[start of Data excerpts]

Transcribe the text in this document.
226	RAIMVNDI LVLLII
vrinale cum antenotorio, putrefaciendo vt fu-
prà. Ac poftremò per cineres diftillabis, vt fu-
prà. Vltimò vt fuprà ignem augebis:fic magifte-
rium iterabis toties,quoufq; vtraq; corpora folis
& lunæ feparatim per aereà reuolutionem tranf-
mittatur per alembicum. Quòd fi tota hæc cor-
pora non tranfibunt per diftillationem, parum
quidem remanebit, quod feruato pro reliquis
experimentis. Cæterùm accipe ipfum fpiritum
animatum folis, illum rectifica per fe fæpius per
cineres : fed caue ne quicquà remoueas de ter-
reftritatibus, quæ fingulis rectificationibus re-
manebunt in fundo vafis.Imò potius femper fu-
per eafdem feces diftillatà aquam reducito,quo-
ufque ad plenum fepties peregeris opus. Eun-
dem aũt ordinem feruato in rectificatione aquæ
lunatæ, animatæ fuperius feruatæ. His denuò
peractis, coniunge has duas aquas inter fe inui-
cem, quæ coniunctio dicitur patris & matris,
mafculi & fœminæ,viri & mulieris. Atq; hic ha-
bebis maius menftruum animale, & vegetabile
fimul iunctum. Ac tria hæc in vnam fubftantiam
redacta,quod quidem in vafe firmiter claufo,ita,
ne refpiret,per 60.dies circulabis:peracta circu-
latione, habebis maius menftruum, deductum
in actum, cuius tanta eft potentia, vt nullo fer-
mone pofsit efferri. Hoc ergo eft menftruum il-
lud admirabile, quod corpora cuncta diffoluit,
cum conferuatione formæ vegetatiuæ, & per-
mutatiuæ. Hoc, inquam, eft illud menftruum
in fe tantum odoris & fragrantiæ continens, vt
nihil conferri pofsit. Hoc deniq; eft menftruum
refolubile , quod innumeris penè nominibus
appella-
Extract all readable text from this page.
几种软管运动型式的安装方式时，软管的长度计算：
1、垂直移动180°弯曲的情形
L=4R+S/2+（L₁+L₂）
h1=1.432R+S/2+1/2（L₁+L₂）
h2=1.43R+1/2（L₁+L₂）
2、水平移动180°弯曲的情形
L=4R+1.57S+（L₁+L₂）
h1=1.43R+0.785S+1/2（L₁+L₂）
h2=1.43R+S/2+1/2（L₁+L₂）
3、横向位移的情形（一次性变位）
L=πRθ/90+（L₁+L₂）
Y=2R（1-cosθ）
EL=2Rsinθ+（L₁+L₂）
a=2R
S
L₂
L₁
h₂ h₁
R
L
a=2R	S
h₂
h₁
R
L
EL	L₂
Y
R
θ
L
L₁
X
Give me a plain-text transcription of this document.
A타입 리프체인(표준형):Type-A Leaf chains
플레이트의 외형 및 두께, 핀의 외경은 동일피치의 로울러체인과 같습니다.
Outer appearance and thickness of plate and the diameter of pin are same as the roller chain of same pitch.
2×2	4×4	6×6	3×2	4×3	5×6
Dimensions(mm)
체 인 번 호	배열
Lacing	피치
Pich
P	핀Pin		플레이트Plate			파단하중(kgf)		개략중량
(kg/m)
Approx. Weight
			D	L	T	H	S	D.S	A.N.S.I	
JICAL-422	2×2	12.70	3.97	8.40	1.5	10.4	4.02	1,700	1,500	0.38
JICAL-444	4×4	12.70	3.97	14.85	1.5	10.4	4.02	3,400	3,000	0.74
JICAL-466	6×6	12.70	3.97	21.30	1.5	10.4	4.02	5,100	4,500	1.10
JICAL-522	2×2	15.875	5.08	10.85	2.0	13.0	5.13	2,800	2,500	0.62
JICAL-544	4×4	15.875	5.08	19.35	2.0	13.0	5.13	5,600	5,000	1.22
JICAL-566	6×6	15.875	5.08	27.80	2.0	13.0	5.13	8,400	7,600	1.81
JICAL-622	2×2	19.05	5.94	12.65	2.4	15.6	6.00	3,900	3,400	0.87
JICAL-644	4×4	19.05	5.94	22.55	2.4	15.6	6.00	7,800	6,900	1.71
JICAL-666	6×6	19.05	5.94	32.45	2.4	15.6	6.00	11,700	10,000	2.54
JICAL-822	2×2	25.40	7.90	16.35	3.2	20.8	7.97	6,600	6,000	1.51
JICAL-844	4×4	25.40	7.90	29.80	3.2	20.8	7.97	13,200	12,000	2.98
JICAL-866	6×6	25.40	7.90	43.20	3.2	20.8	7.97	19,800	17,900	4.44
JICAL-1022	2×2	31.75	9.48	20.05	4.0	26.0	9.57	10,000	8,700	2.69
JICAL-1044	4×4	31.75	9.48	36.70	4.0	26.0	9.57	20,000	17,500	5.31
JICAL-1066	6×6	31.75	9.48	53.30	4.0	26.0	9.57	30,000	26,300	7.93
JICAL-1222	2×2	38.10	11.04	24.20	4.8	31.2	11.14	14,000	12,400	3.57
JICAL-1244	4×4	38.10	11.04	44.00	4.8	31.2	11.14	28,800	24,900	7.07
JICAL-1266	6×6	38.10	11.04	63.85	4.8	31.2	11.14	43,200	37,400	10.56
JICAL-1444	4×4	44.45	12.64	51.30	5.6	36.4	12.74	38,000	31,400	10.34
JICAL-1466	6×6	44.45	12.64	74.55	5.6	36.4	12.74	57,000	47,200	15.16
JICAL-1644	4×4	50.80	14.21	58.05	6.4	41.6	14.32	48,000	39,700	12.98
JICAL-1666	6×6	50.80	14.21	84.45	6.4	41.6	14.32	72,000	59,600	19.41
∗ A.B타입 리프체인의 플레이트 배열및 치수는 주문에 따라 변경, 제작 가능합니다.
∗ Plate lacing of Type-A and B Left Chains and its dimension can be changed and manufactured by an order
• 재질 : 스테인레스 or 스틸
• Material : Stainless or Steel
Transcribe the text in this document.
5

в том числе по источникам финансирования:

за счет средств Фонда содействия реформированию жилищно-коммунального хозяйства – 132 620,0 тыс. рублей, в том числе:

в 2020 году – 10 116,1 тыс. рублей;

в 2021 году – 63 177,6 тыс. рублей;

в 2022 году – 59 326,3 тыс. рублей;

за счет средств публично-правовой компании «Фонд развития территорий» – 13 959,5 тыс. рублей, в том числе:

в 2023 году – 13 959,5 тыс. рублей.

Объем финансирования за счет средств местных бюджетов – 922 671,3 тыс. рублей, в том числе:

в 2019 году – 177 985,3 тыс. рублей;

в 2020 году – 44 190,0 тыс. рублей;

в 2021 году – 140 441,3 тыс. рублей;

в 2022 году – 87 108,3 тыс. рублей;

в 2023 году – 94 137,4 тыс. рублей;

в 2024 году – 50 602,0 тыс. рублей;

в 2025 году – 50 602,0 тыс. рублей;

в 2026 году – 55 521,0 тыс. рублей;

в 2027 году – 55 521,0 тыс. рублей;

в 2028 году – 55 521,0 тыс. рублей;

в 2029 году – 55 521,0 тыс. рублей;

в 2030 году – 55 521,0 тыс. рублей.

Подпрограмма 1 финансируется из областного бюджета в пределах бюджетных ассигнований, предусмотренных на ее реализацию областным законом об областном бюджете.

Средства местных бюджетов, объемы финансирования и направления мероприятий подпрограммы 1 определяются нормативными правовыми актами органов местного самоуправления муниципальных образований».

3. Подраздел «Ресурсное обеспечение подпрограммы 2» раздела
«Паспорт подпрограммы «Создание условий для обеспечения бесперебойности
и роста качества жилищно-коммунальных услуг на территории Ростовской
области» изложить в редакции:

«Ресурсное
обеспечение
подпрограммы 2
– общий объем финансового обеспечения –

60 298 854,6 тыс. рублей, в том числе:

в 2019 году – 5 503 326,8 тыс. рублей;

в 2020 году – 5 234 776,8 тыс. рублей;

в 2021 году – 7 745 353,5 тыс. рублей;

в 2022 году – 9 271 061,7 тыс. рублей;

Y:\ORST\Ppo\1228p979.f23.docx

[end of Data excerpts]

Above are some records. Report the number of their lines that include "pofsit", and add nothing else.

Correct response: 2